» **Instruction**
Below is a block of records. Copy every line in it that contains the word "mins".

:::

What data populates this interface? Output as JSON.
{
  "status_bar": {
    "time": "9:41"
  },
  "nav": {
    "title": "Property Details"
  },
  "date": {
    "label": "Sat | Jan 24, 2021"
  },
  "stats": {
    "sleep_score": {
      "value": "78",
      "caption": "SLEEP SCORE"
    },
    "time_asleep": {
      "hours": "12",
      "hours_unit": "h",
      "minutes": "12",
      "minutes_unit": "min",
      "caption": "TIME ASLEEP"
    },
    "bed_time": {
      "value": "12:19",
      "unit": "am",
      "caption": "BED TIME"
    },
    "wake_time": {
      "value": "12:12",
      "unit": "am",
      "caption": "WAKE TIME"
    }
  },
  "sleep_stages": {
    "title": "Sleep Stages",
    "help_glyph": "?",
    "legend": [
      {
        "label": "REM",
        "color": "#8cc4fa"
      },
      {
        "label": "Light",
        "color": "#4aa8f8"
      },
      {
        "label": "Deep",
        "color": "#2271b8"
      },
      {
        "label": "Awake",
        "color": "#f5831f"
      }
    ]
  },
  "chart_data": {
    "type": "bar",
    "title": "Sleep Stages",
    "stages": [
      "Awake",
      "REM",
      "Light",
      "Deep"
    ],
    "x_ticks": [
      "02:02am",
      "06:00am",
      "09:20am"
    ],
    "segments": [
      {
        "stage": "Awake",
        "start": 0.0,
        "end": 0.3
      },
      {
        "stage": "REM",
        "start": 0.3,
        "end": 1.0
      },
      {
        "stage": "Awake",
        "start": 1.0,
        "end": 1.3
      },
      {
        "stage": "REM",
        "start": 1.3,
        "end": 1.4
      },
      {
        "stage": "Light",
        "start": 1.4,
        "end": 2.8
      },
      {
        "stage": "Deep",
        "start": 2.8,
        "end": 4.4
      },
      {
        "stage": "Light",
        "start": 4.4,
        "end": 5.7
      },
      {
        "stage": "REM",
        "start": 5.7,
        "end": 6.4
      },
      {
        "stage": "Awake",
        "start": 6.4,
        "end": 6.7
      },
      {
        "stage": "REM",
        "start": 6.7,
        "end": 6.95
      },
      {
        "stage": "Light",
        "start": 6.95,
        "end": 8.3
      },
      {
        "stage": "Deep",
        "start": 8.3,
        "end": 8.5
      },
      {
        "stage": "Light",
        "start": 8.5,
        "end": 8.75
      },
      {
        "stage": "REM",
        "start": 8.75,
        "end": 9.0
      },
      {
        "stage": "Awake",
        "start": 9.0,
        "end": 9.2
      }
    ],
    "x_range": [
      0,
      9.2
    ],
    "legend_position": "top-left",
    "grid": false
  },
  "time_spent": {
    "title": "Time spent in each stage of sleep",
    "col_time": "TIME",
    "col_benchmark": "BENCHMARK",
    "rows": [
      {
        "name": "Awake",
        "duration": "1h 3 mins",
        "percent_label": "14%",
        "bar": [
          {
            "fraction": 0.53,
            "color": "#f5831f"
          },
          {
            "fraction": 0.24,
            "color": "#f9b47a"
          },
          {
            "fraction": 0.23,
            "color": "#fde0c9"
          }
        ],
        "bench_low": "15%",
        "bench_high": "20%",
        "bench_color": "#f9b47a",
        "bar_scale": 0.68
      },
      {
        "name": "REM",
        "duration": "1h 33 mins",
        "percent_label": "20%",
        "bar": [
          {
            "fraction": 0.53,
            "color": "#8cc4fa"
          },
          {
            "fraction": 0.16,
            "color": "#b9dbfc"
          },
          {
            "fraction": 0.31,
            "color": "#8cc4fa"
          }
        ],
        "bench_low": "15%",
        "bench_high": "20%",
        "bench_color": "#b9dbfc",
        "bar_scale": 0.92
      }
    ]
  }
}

:::

» **The answer**
        "duration": "1h 3 mins",
        "duration": "1h 33 mins",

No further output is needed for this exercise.